GOAL OF THE EXERCISE: What follows is a set of entries. Give them again exactly, without the pictures.

DATA FOR PROCESSING:
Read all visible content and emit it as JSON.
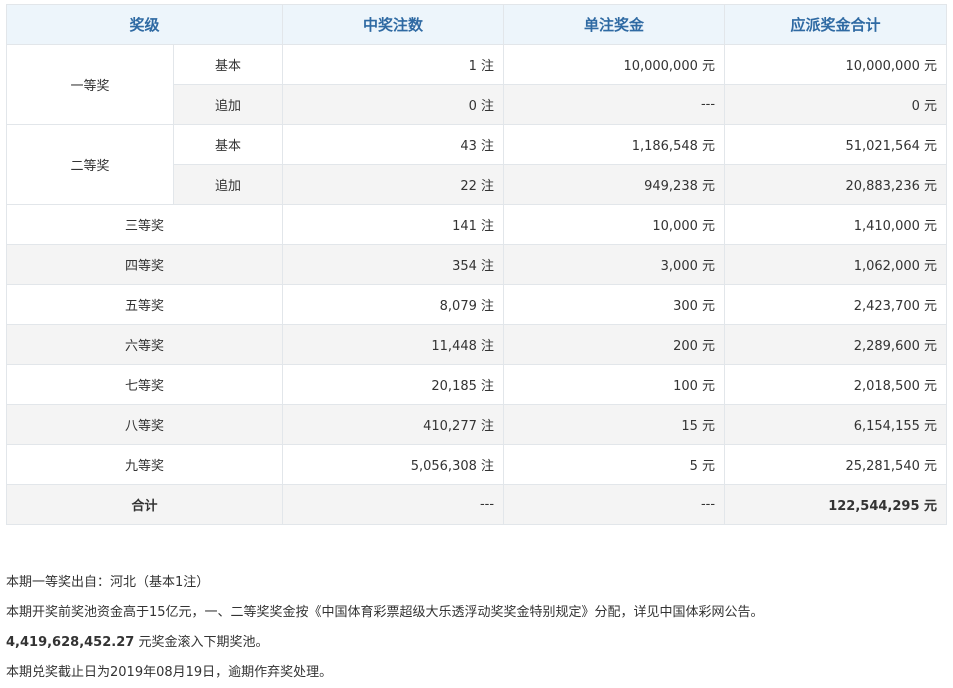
{
  "headers": {
    "level": "奖级",
    "count": "中奖注数",
    "single": "单注奖金",
    "total": "应派奖金合计"
  },
  "first": {
    "name": "一等奖",
    "basic": {
      "sub": "基本",
      "count": "1 注",
      "single": "10,000,000 元",
      "total": "10,000,000 元"
    },
    "extra": {
      "sub": "追加",
      "count": "0 注",
      "single": "---",
      "total": "0 元"
    }
  },
  "second": {
    "name": "二等奖",
    "basic": {
      "sub": "基本",
      "count": "43 注",
      "single": "1,186,548 元",
      "total": "51,021,564 元"
    },
    "extra": {
      "sub": "追加",
      "count": "22 注",
      "single": "949,238 元",
      "total": "20,883,236 元"
    }
  },
  "rows": [
    {
      "name": "三等奖",
      "count": "141 注",
      "single": "10,000 元",
      "total": "1,410,000 元"
    },
    {
      "name": "四等奖",
      "count": "354 注",
      "single": "3,000 元",
      "total": "1,062,000 元"
    },
    {
      "name": "五等奖",
      "count": "8,079 注",
      "single": "300 元",
      "total": "2,423,700 元"
    },
    {
      "name": "六等奖",
      "count": "11,448 注",
      "single": "200 元",
      "total": "2,289,600 元"
    },
    {
      "name": "七等奖",
      "count": "20,185 注",
      "single": "100 元",
      "total": "2,018,500 元"
    },
    {
      "name": "八等奖",
      "count": "410,277 注",
      "single": "15 元",
      "total": "6,154,155 元"
    },
    {
      "name": "九等奖",
      "count": "5,056,308 注",
      "single": "5 元",
      "total": "25,281,540 元"
    }
  ],
  "sum": {
    "name": "合计",
    "count": "---",
    "single": "---",
    "total": "122,544,295 元"
  },
  "notes": {
    "origin": "本期一等奖出自：河北（基本1注）",
    "rule": "本期开奖前奖池资金高于15亿元，一、二等奖奖金按《中国体育彩票超级大乐透浮动奖奖金特别规定》分配，详见中国体彩网公告。",
    "pool_amount": "4,419,628,452.27",
    "pool_text": " 元奖金滚入下期奖池。",
    "deadline": "本期兑奖截止日为2019年08月19日，逾期作弃奖处理。"
  }
}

ANSWER TO THE EXERCISE:
Read all visible content and emit it as JSON.
{
  "headers": {
    "level": "奖级",
    "count": "中奖注数",
    "single": "单注奖金",
    "total": "应派奖金合计"
  },
  "first": {
    "name": "一等奖",
    "basic": {
      "sub": "基本",
      "count": "1 注",
      "single": "10,000,000 元",
      "total": "10,000,000 元"
    },
    "extra": {
      "sub": "追加",
      "count": "0 注",
      "single": "---",
      "total": "0 元"
    }
  },
  "second": {
    "name": "二等奖",
    "basic": {
      "sub": "基本",
      "count": "43 注",
      "single": "1,186,548 元",
      "total": "51,021,564 元"
    },
    "extra": {
      "sub": "追加",
      "count": "22 注",
      "single": "949,238 元",
      "total": "20,883,236 元"
    }
  },
  "rows": [
    {
      "name": "三等奖",
      "count": "141 注",
      "single": "10,000 元",
      "total": "1,410,000 元"
    },
    {
      "name": "四等奖",
      "count": "354 注",
      "single": "3,000 元",
      "total": "1,062,000 元"
    },
    {
      "name": "五等奖",
      "count": "8,079 注",
      "single": "300 元",
      "total": "2,423,700 元"
    },
    {
      "name": "六等奖",
      "count": "11,448 注",
      "single": "200 元",
      "total": "2,289,600 元"
    },
    {
      "name": "七等奖",
      "count": "20,185 注",
      "single": "100 元",
      "total": "2,018,500 元"
    },
    {
      "name": "八等奖",
      "count": "410,277 注",
      "single": "15 元",
      "total": "6,154,155 元"
    },
    {
      "name": "九等奖",
      "count": "5,056,308 注",
      "single": "5 元",
      "total": "25,281,540 元"
    }
  ],
  "sum": {
    "name": "合计",
    "count": "---",
    "single": "---",
    "total": "122,544,295 元"
  },
  "notes": {
    "origin": "本期一等奖出自：河北（基本1注）",
    "rule": "本期开奖前奖池资金高于15亿元，一、二等奖奖金按《中国体育彩票超级大乐透浮动奖奖金特别规定》分配，详见中国体彩网公告。",
    "pool_amount": "4,419,628,452.27",
    "pool_text": " 元奖金滚入下期奖池。",
    "deadline": "本期兑奖截止日为2019年08月19日，逾期作弃奖处理。"
  }
}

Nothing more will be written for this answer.